What you are asked to do: Gather every line below where "WELCOME" appears.

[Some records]
'''

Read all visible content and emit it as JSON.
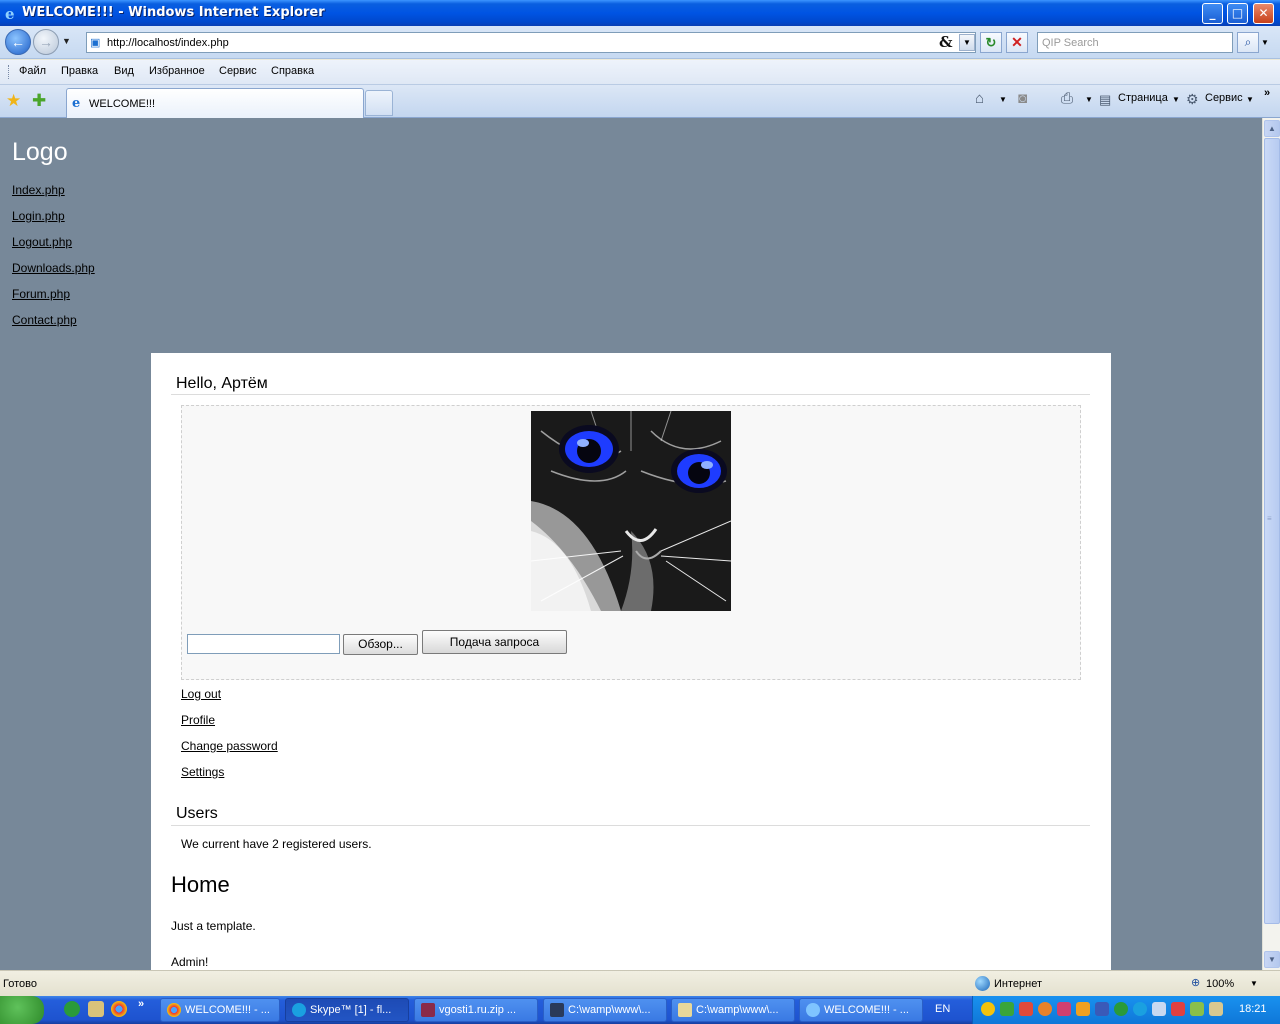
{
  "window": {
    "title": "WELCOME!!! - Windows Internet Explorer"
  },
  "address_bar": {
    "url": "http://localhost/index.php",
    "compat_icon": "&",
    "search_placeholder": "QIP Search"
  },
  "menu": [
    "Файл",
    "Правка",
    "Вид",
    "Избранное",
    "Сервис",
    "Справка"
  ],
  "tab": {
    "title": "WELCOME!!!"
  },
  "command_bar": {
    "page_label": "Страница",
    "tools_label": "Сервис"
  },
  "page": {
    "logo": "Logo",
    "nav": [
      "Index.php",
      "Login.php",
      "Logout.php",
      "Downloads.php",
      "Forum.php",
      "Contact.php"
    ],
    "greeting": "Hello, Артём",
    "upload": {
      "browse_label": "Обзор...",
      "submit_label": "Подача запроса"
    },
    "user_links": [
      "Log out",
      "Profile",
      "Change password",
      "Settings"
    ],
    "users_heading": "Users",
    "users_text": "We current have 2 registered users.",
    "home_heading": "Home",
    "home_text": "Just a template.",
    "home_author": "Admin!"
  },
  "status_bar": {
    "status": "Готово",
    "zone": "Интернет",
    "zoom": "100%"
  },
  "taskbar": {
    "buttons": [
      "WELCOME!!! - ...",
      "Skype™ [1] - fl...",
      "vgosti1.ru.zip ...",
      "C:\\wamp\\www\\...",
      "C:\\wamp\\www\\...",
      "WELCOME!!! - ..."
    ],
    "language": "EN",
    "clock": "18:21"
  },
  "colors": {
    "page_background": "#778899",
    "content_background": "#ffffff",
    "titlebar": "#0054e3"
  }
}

'''

Complete answer:
    "title": "WELCOME!!! - Windows Internet Explorer"
    "title": "WELCOME!!!"
      "WELCOME!!! - ...",
      "WELCOME!!! - ..."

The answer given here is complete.